■ MATERIAL FOR THIS TASK ■
++++++

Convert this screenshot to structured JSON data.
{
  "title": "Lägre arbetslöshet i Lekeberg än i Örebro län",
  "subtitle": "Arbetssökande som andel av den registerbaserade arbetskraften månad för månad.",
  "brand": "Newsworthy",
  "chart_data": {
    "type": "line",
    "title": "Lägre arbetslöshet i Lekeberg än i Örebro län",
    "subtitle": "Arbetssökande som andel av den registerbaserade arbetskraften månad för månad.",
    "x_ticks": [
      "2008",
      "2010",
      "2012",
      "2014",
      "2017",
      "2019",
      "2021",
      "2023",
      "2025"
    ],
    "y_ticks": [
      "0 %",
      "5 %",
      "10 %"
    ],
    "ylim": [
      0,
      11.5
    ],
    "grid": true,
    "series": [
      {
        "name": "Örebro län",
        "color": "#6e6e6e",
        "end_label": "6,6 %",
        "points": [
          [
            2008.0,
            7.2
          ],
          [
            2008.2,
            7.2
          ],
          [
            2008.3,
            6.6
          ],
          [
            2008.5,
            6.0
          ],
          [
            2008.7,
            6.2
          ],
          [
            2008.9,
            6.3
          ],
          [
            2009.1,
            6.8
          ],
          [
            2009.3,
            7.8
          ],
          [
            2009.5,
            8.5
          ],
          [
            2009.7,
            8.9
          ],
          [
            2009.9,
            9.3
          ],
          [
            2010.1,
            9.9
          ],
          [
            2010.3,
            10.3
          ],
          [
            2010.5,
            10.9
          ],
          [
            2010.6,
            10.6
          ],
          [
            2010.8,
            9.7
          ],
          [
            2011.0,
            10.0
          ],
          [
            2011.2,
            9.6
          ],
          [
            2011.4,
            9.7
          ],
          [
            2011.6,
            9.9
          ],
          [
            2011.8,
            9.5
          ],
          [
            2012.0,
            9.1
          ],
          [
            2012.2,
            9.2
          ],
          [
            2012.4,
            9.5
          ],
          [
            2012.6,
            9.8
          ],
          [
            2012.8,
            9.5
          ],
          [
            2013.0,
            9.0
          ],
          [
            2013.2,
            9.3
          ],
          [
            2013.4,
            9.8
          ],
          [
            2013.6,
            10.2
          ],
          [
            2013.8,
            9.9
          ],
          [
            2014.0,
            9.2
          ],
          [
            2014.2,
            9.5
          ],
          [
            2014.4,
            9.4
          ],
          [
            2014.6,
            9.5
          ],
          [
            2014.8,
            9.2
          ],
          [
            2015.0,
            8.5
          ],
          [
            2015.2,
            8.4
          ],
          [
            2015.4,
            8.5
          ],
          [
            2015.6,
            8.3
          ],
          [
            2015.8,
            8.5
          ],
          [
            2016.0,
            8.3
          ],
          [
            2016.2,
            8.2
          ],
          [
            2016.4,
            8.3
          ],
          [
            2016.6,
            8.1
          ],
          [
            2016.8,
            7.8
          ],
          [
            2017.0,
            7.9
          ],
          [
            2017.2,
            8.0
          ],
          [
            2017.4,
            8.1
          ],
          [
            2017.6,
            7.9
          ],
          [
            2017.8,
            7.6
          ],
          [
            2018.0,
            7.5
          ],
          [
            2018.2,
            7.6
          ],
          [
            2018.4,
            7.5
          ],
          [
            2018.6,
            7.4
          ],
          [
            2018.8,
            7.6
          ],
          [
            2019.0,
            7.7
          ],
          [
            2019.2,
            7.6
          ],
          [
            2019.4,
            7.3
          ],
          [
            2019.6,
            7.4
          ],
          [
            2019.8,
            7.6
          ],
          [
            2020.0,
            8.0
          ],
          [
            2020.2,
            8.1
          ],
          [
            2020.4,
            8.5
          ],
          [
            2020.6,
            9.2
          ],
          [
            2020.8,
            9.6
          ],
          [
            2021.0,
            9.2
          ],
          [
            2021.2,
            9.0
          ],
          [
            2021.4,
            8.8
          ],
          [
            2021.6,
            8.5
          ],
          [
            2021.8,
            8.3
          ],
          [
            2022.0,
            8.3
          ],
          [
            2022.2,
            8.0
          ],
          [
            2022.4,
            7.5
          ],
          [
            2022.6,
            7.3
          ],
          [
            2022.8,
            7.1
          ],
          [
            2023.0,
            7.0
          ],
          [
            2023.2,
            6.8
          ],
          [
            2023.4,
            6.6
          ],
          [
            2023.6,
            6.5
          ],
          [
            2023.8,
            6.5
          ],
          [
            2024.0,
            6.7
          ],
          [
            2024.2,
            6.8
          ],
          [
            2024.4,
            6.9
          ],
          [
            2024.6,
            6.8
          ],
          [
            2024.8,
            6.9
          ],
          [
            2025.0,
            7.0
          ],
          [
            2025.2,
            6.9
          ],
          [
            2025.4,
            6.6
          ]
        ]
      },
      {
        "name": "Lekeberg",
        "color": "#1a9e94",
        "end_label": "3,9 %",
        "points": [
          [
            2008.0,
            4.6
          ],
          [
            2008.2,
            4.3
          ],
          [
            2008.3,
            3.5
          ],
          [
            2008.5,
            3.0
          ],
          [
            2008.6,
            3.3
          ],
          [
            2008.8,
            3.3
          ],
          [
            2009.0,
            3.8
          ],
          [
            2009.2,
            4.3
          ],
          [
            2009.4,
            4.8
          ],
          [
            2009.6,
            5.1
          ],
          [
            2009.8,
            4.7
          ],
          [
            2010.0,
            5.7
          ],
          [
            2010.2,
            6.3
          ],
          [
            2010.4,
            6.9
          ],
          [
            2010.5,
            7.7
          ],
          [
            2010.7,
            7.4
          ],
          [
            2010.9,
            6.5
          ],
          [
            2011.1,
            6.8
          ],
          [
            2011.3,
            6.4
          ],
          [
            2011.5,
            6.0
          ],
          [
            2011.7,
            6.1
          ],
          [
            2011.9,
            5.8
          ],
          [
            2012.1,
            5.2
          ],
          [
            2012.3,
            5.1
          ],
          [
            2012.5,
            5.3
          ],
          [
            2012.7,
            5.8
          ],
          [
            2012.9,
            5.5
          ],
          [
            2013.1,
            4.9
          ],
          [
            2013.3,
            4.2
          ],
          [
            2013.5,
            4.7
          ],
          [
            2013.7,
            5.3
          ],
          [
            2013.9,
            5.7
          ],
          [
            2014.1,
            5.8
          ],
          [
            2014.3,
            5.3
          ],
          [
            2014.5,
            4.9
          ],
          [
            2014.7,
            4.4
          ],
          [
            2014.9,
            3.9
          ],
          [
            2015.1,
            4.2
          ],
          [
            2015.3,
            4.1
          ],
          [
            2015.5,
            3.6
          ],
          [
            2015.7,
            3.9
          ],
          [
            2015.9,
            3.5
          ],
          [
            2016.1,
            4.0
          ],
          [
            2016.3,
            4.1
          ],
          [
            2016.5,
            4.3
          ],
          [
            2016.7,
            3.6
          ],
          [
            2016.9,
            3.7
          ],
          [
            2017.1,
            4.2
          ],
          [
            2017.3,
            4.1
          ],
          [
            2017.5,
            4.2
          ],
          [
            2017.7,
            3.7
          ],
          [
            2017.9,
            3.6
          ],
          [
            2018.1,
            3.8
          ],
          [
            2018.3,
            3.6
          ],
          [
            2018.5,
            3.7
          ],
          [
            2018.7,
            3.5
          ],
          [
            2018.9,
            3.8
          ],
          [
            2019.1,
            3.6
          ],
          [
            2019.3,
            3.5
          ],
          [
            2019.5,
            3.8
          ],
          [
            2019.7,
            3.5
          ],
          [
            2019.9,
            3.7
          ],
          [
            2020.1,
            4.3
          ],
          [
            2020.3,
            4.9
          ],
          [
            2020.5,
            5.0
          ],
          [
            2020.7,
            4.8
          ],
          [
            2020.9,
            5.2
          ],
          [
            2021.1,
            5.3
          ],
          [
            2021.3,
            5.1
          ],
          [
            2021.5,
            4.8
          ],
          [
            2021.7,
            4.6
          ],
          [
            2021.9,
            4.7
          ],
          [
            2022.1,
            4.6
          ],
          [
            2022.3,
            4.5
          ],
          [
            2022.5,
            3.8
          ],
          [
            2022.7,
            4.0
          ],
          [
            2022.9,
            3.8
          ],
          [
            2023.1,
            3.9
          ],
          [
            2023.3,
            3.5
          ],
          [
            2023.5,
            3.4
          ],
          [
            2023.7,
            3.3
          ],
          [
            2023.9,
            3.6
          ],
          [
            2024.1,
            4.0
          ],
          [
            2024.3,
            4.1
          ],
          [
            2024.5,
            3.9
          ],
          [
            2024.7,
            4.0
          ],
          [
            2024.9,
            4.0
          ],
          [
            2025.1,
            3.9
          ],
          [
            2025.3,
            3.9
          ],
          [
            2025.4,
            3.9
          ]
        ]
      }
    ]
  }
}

++++++

■ PROBLEM DETAILS ■
Find all the lines containing "arbetslöshet" in the material, then copy them.

■ RESPONSE TO THIS EXERCISE ■
  "title": "Lägre arbetslöshet i Lekeberg än i Örebro län",
    "title": "Lägre arbetslöshet i Lekeberg än i Örebro län",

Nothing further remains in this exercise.